Goal:
Quote all of the data exactly as given. Skip every picture it contains.

Source records:
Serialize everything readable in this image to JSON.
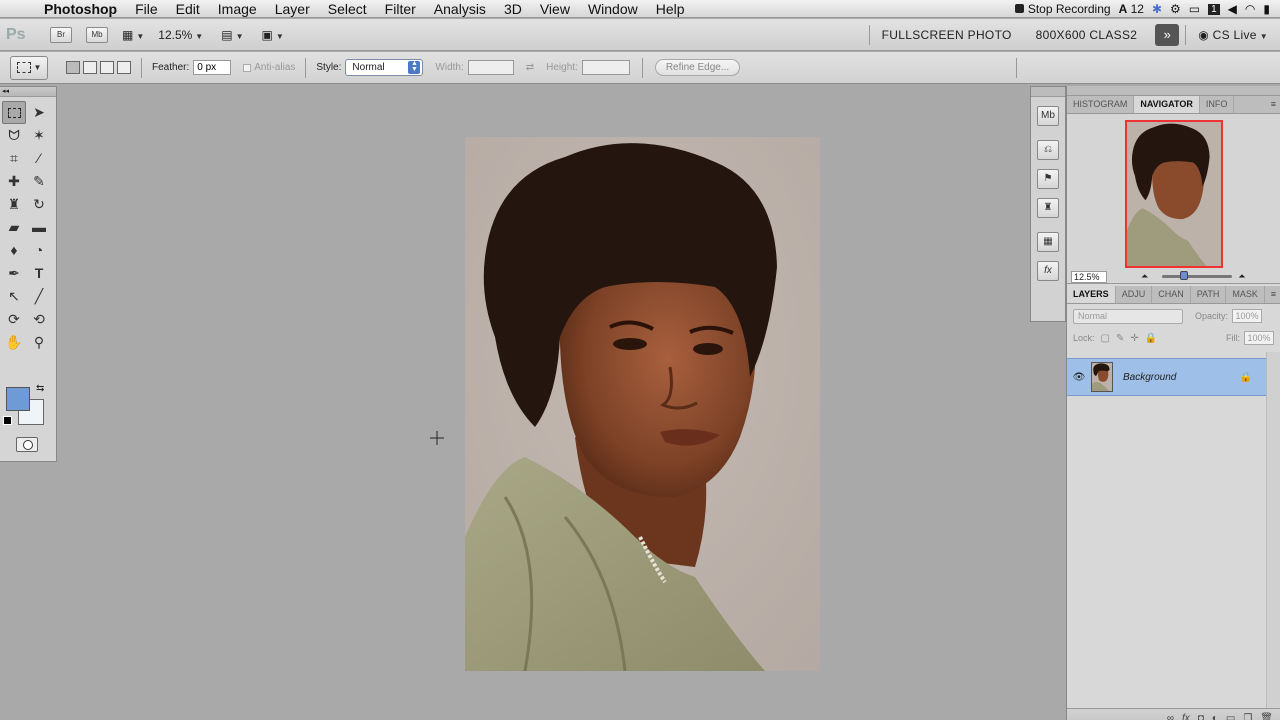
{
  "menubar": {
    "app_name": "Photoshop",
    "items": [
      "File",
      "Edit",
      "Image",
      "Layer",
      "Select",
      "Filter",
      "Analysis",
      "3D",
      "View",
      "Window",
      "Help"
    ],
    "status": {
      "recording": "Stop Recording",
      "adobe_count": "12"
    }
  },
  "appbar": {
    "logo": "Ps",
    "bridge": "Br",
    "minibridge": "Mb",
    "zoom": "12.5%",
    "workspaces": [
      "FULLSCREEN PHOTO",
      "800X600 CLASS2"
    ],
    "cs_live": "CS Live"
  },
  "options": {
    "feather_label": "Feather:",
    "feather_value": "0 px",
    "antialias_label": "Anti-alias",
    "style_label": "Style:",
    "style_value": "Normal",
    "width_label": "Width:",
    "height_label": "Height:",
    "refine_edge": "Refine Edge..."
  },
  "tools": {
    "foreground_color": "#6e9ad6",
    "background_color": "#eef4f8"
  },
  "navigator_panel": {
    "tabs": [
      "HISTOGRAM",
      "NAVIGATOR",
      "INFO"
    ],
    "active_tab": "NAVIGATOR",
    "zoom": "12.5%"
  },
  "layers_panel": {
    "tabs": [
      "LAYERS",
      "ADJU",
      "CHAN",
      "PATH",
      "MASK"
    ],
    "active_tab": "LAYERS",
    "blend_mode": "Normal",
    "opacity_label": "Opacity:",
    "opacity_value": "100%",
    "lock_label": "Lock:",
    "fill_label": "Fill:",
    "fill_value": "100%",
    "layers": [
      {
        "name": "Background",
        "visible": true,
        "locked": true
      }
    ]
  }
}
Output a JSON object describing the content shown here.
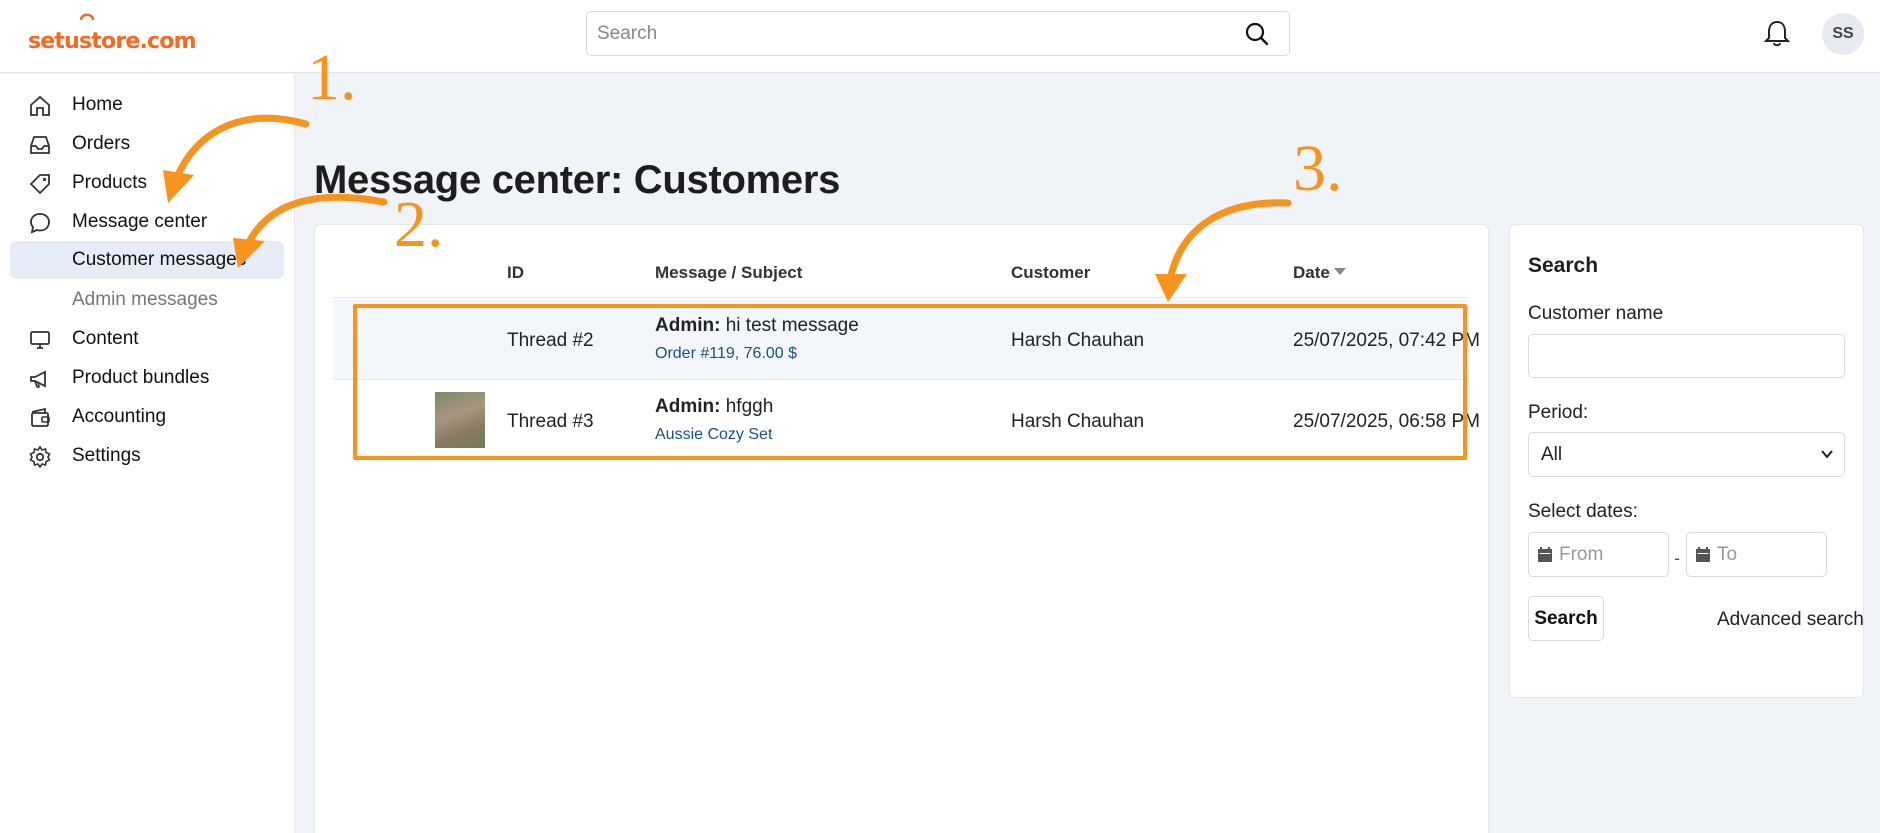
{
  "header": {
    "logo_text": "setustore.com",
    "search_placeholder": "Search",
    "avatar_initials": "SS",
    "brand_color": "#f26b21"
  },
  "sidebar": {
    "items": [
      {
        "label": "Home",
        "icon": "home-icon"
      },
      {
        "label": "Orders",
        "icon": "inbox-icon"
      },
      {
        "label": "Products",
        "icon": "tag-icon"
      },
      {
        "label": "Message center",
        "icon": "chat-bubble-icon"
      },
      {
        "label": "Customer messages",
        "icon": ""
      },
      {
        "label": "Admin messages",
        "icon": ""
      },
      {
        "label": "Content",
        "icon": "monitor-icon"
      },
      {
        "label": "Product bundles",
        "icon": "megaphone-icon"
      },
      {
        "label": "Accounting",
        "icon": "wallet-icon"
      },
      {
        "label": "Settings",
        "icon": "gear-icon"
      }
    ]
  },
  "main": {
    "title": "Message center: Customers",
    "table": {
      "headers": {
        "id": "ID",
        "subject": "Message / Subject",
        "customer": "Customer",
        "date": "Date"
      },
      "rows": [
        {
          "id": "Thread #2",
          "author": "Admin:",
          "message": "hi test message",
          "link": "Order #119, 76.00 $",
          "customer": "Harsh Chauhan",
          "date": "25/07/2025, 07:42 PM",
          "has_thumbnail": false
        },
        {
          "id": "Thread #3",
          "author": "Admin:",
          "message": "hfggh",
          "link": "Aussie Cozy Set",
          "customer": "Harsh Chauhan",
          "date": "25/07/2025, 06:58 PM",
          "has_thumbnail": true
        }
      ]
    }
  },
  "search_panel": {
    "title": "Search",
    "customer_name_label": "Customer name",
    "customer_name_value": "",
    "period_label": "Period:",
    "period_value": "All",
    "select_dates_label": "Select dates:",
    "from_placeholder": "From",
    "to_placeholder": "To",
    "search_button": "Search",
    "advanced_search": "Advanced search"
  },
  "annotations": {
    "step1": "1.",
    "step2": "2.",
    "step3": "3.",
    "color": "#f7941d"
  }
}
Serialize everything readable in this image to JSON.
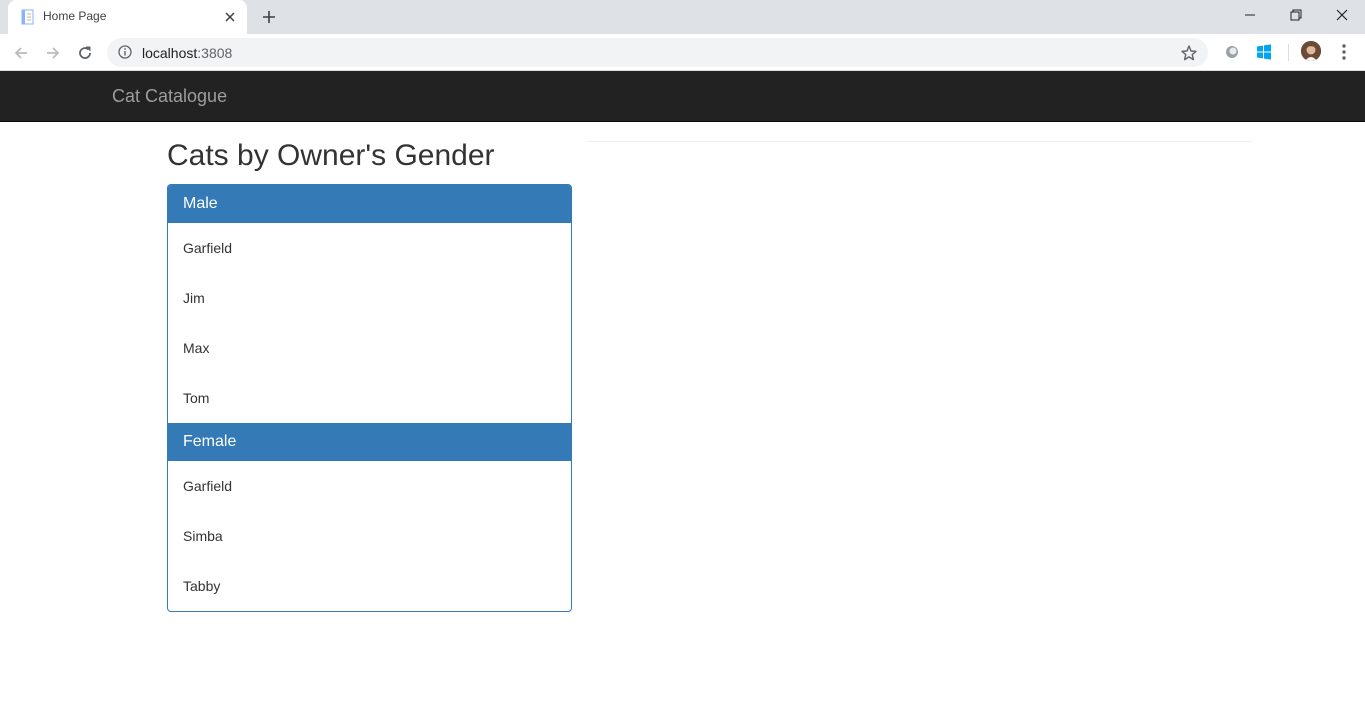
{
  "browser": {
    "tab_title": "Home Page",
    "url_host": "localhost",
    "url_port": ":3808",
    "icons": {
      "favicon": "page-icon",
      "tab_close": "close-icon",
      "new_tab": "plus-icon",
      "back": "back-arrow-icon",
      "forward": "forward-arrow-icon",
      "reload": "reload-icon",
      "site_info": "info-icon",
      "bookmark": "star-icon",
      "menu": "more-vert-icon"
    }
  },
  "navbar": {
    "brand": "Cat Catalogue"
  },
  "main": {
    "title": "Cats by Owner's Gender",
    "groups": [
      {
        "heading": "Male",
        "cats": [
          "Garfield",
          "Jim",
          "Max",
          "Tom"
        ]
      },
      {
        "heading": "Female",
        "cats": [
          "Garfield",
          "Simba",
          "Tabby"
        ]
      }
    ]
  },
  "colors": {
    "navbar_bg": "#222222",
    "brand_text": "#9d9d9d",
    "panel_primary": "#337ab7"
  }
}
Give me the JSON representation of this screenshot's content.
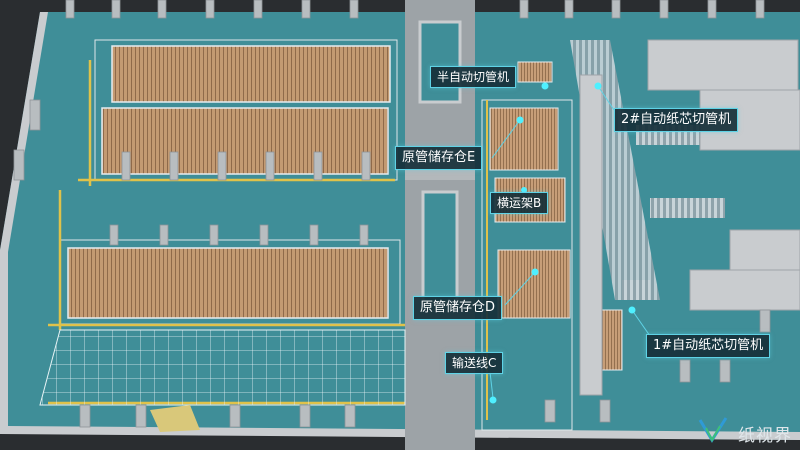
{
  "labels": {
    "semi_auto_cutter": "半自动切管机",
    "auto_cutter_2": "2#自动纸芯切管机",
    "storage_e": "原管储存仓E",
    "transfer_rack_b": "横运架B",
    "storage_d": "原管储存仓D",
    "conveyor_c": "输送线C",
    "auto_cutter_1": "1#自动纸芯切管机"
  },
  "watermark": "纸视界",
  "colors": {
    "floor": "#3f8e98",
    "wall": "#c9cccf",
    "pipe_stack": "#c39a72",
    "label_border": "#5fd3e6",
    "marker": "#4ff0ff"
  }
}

Task solution:
Serialize everything readable in this image to JSON.
{
  "menubar": {
    "app_name": "Photoshop",
    "items": [
      "File",
      "Edit",
      "Image",
      "Layer",
      "Select",
      "Filter",
      "Analysis",
      "3D",
      "View",
      "Window",
      "Help"
    ],
    "status": {
      "recording": "Stop Recording",
      "adobe_count": "12"
    }
  },
  "appbar": {
    "logo": "Ps",
    "bridge": "Br",
    "minibridge": "Mb",
    "zoom": "12.5%",
    "workspaces": [
      "FULLSCREEN PHOTO",
      "800X600 CLASS2"
    ],
    "cs_live": "CS Live"
  },
  "options": {
    "feather_label": "Feather:",
    "feather_value": "0 px",
    "antialias_label": "Anti-alias",
    "style_label": "Style:",
    "style_value": "Normal",
    "width_label": "Width:",
    "height_label": "Height:",
    "refine_edge": "Refine Edge..."
  },
  "tools": {
    "foreground_color": "#6e9ad6",
    "background_color": "#eef4f8"
  },
  "navigator_panel": {
    "tabs": [
      "HISTOGRAM",
      "NAVIGATOR",
      "INFO"
    ],
    "active_tab": "NAVIGATOR",
    "zoom": "12.5%"
  },
  "layers_panel": {
    "tabs": [
      "LAYERS",
      "ADJU",
      "CHAN",
      "PATH",
      "MASK"
    ],
    "active_tab": "LAYERS",
    "blend_mode": "Normal",
    "opacity_label": "Opacity:",
    "opacity_value": "100%",
    "lock_label": "Lock:",
    "fill_label": "Fill:",
    "fill_value": "100%",
    "layers": [
      {
        "name": "Background",
        "visible": true,
        "locked": true
      }
    ]
  }
}
Output a JSON object describing the content shown here.
{
  "header": {
    "logo_text": "setustore.com",
    "search_placeholder": "Search",
    "avatar_initials": "SS",
    "brand_color": "#f26b21"
  },
  "sidebar": {
    "items": [
      {
        "label": "Home",
        "icon": "home-icon"
      },
      {
        "label": "Orders",
        "icon": "inbox-icon"
      },
      {
        "label": "Products",
        "icon": "tag-icon"
      },
      {
        "label": "Message center",
        "icon": "chat-bubble-icon"
      },
      {
        "label": "Customer messages",
        "icon": ""
      },
      {
        "label": "Admin messages",
        "icon": ""
      },
      {
        "label": "Content",
        "icon": "monitor-icon"
      },
      {
        "label": "Product bundles",
        "icon": "megaphone-icon"
      },
      {
        "label": "Accounting",
        "icon": "wallet-icon"
      },
      {
        "label": "Settings",
        "icon": "gear-icon"
      }
    ]
  },
  "main": {
    "title": "Message center: Customers",
    "table": {
      "headers": {
        "id": "ID",
        "subject": "Message / Subject",
        "customer": "Customer",
        "date": "Date"
      },
      "rows": [
        {
          "id": "Thread #2",
          "author": "Admin:",
          "message": "hi test message",
          "link": "Order #119, 76.00 $",
          "customer": "Harsh Chauhan",
          "date": "25/07/2025, 07:42 PM",
          "has_thumbnail": false
        },
        {
          "id": "Thread #3",
          "author": "Admin:",
          "message": "hfggh",
          "link": "Aussie Cozy Set",
          "customer": "Harsh Chauhan",
          "date": "25/07/2025, 06:58 PM",
          "has_thumbnail": true
        }
      ]
    }
  },
  "search_panel": {
    "title": "Search",
    "customer_name_label": "Customer name",
    "customer_name_value": "",
    "period_label": "Period:",
    "period_value": "All",
    "select_dates_label": "Select dates:",
    "from_placeholder": "From",
    "to_placeholder": "To",
    "search_button": "Search",
    "advanced_search": "Advanced search"
  },
  "annotations": {
    "step1": "1.",
    "step2": "2.",
    "step3": "3.",
    "color": "#f7941d"
  }
}
Serialize everything readable in this image to JSON.
{
  "browser": {
    "tab_title": "Home Page",
    "url_host": "localhost",
    "url_port": ":3808",
    "icons": {
      "favicon": "page-icon",
      "tab_close": "close-icon",
      "new_tab": "plus-icon",
      "back": "back-arrow-icon",
      "forward": "forward-arrow-icon",
      "reload": "reload-icon",
      "site_info": "info-icon",
      "bookmark": "star-icon",
      "menu": "more-vert-icon"
    }
  },
  "navbar": {
    "brand": "Cat Catalogue"
  },
  "main": {
    "title": "Cats by Owner's Gender",
    "groups": [
      {
        "heading": "Male",
        "cats": [
          "Garfield",
          "Jim",
          "Max",
          "Tom"
        ]
      },
      {
        "heading": "Female",
        "cats": [
          "Garfield",
          "Simba",
          "Tabby"
        ]
      }
    ]
  },
  "colors": {
    "navbar_bg": "#222222",
    "brand_text": "#9d9d9d",
    "panel_primary": "#337ab7"
  }
}
Give me the JSON representation of this screenshot's content.
{
  "labels": {
    "semi_auto_cutter": "半自动切管机",
    "auto_cutter_2": "2#自动纸芯切管机",
    "storage_e": "原管储存仓E",
    "transfer_rack_b": "横运架B",
    "storage_d": "原管储存仓D",
    "conveyor_c": "输送线C",
    "auto_cutter_1": "1#自动纸芯切管机"
  },
  "watermark": "纸视界",
  "colors": {
    "floor": "#3f8e98",
    "wall": "#c9cccf",
    "pipe_stack": "#c39a72",
    "label_border": "#5fd3e6",
    "marker": "#4ff0ff"
  }
}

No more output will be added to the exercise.